-- Start of DATASET RECORDS --
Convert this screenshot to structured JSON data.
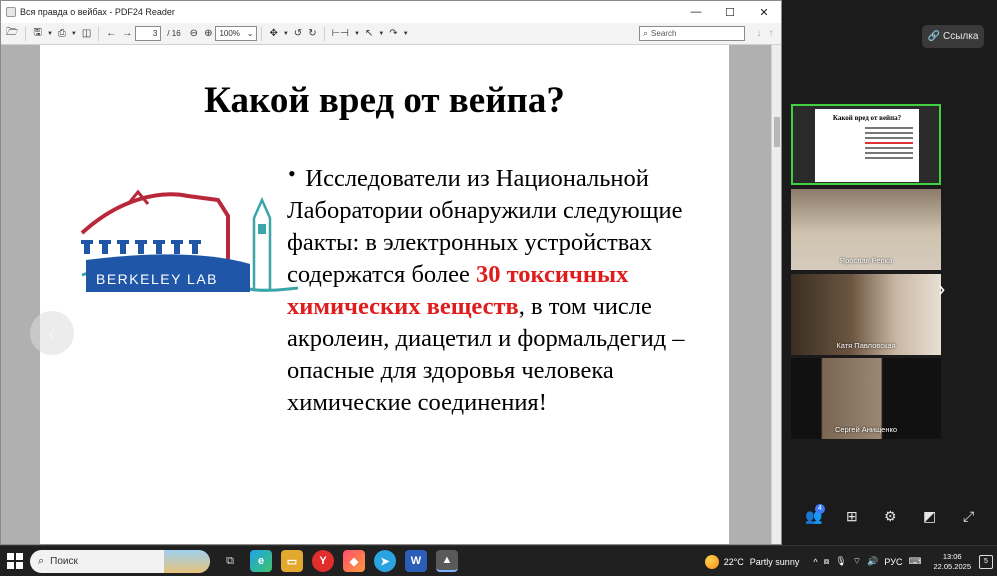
{
  "window": {
    "title": "Вся правда о вейбах - PDF24 Reader",
    "controls": {
      "minimize": "—",
      "maximize": "☐",
      "close": "✕"
    }
  },
  "toolbar": {
    "page_current": "3",
    "page_separator": "/",
    "page_total": "16",
    "zoom": "100%",
    "search_placeholder": "Search"
  },
  "slide": {
    "title": "Какой вред от вейпа?",
    "bullet": "•",
    "text_before": "Исследователи из Национальной Лаборатории обнаружили следующие факты: в электронных устройствах содержатся более ",
    "text_highlight": "30 токсичных химических веществ",
    "text_after": ", в том числе акролеин, диацетил и формальдегид – опасные для здоровья человека химические соединения!",
    "logo_text": "BERKELEY LAB",
    "colors": {
      "highlight": "#e01c1c",
      "logo_red": "#b8283a",
      "logo_blue": "#1f56a8",
      "logo_teal": "#3aa6a9"
    }
  },
  "conference": {
    "link_button": "Ссылка",
    "participants": [
      {
        "name": ""
      },
      {
        "name": "Ярослав Репка"
      },
      {
        "name": "Катя Павловская"
      },
      {
        "name": "Сергей Анищенко"
      }
    ],
    "participants_badge": "4",
    "icons": [
      "people-icon",
      "grid-icon",
      "gear-icon",
      "share-screen-icon",
      "fullscreen-icon"
    ]
  },
  "taskbar": {
    "search_label": "Поиск",
    "weather_temp": "22°C",
    "weather_text": "Partly sunny",
    "language": "РУС",
    "time": "13:06",
    "date": "22.05.2025",
    "notifications": "5"
  }
}
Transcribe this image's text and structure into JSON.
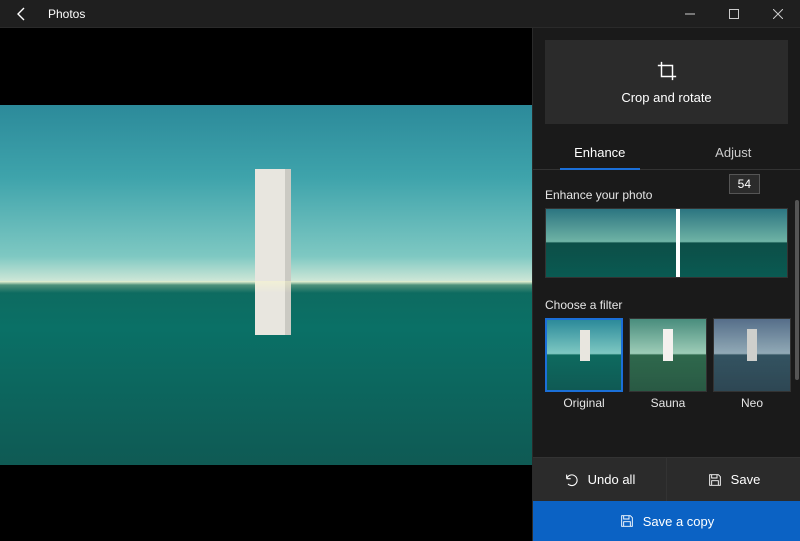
-- End of DATASET RECORDS --
Which lines hold the word "JSON"? Return all of them from the records above.

ANSWER FOR THE TASK:
Convert this screenshot to structured JSON data.
Transcribe this image's text and structure into JSON.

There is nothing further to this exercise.